**DATASET ROWS:**
- - - - - - -

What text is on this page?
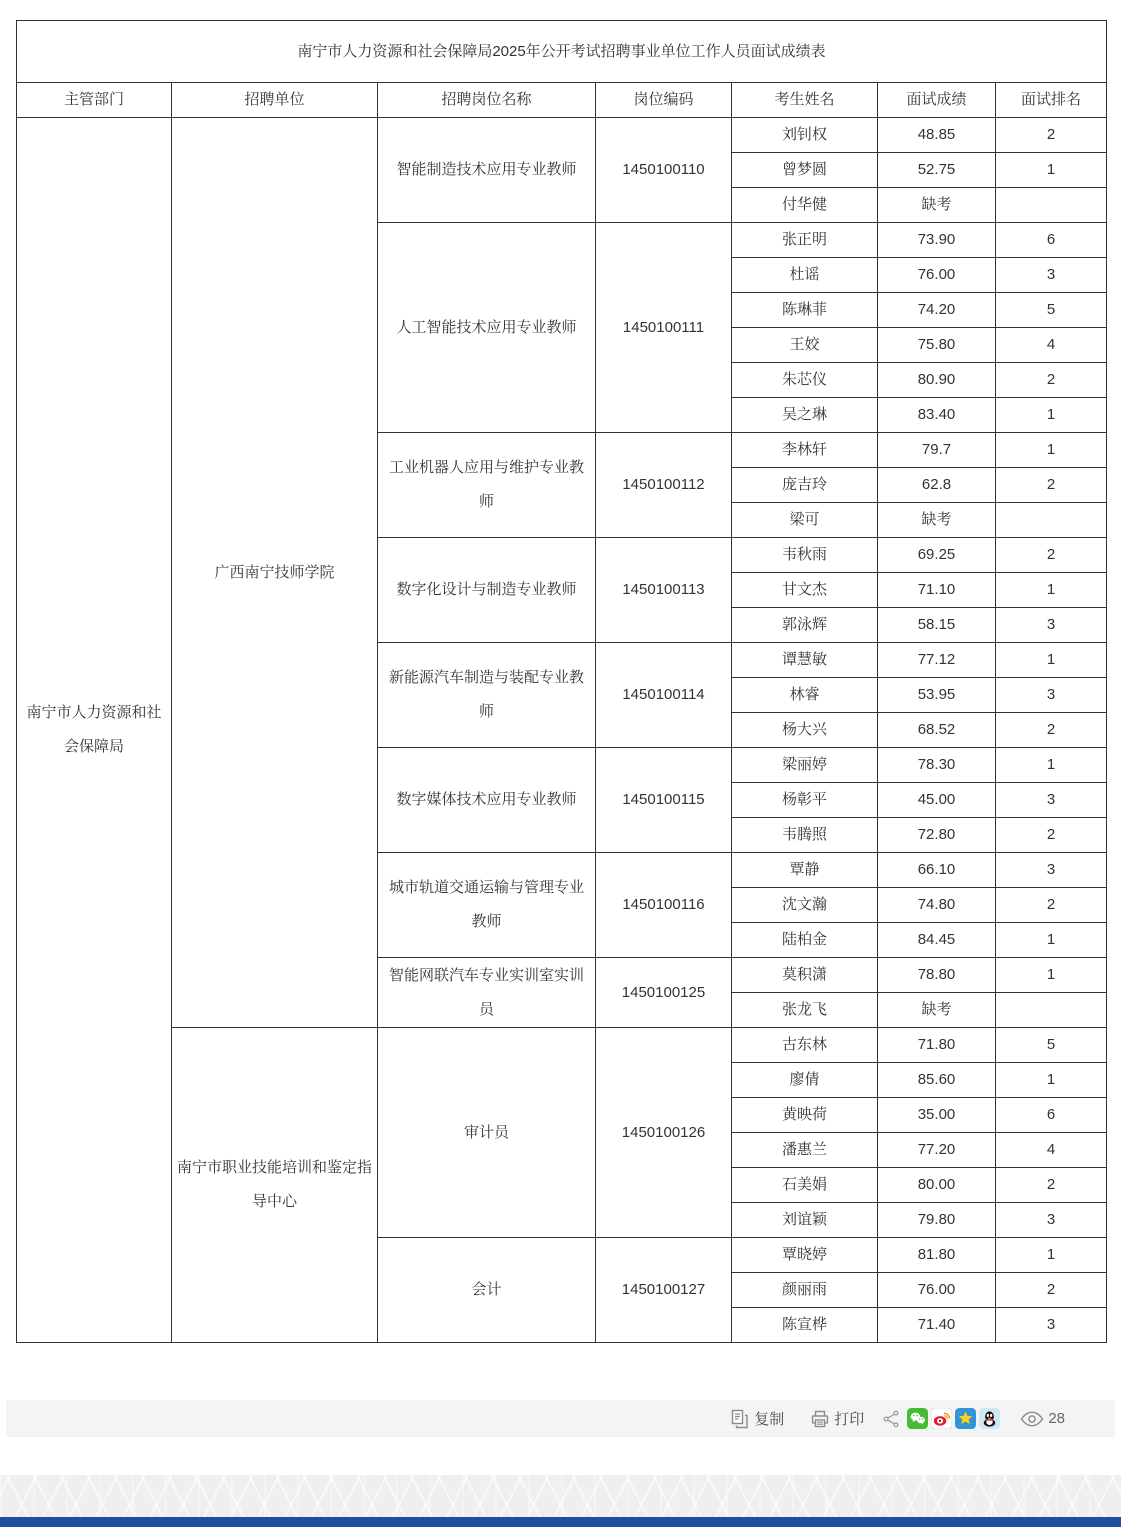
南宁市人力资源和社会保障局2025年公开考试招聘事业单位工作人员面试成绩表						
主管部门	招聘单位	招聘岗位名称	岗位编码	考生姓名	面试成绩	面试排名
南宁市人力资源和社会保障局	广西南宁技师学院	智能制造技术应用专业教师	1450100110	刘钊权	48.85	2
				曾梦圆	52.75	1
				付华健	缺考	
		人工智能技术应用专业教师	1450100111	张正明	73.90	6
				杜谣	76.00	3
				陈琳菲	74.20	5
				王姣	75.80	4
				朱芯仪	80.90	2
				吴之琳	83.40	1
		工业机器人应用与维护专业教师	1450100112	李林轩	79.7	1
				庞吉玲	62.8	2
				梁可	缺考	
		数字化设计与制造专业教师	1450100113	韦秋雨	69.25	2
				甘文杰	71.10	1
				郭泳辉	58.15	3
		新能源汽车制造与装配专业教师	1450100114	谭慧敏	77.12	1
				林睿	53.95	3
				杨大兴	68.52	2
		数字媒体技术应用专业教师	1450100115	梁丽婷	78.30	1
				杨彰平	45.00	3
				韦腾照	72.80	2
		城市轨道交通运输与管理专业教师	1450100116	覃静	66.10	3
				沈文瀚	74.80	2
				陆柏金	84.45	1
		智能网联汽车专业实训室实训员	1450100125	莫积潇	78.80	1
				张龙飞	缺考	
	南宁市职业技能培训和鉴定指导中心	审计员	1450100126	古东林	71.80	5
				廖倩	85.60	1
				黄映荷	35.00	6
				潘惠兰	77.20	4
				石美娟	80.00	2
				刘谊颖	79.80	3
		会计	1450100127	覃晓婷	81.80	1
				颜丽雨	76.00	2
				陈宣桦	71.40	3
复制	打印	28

- - - - - - -

**EXERCISE DIRECTIONS:** Output a faithful copy of the data, with each picture left out.

**RESULT OF THE TASK:**
What text is on this page?
南宁市人力资源和社会保障局2025年公开考试招聘事业单位工作人员面试成绩表						
主管部门	招聘单位	招聘岗位名称	岗位编码	考生姓名	面试成绩	面试排名
南宁市人力资源和社会保障局	广西南宁技师学院	智能制造技术应用专业教师	1450100110	刘钊权	48.85	2
				曾梦圆	52.75	1
				付华健	缺考	
		人工智能技术应用专业教师	1450100111	张正明	73.90	6
				杜谣	76.00	3
				陈琳菲	74.20	5
				王姣	75.80	4
				朱芯仪	80.90	2
				吴之琳	83.40	1
		工业机器人应用与维护专业教师	1450100112	李林轩	79.7	1
				庞吉玲	62.8	2
				梁可	缺考	
		数字化设计与制造专业教师	1450100113	韦秋雨	69.25	2
				甘文杰	71.10	1
				郭泳辉	58.15	3
		新能源汽车制造与装配专业教师	1450100114	谭慧敏	77.12	1
				林睿	53.95	3
				杨大兴	68.52	2
		数字媒体技术应用专业教师	1450100115	梁丽婷	78.30	1
				杨彰平	45.00	3
				韦腾照	72.80	2
		城市轨道交通运输与管理专业教师	1450100116	覃静	66.10	3
				沈文瀚	74.80	2
				陆柏金	84.45	1
		智能网联汽车专业实训室实训员	1450100125	莫积潇	78.80	1
				张龙飞	缺考	
	南宁市职业技能培训和鉴定指导中心	审计员	1450100126	古东林	71.80	5
				廖倩	85.60	1
				黄映荷	35.00	6
				潘惠兰	77.20	4
				石美娟	80.00	2
				刘谊颖	79.80	3
		会计	1450100127	覃晓婷	81.80	1
				颜丽雨	76.00	2
				陈宣桦	71.40	3
复制	打印	28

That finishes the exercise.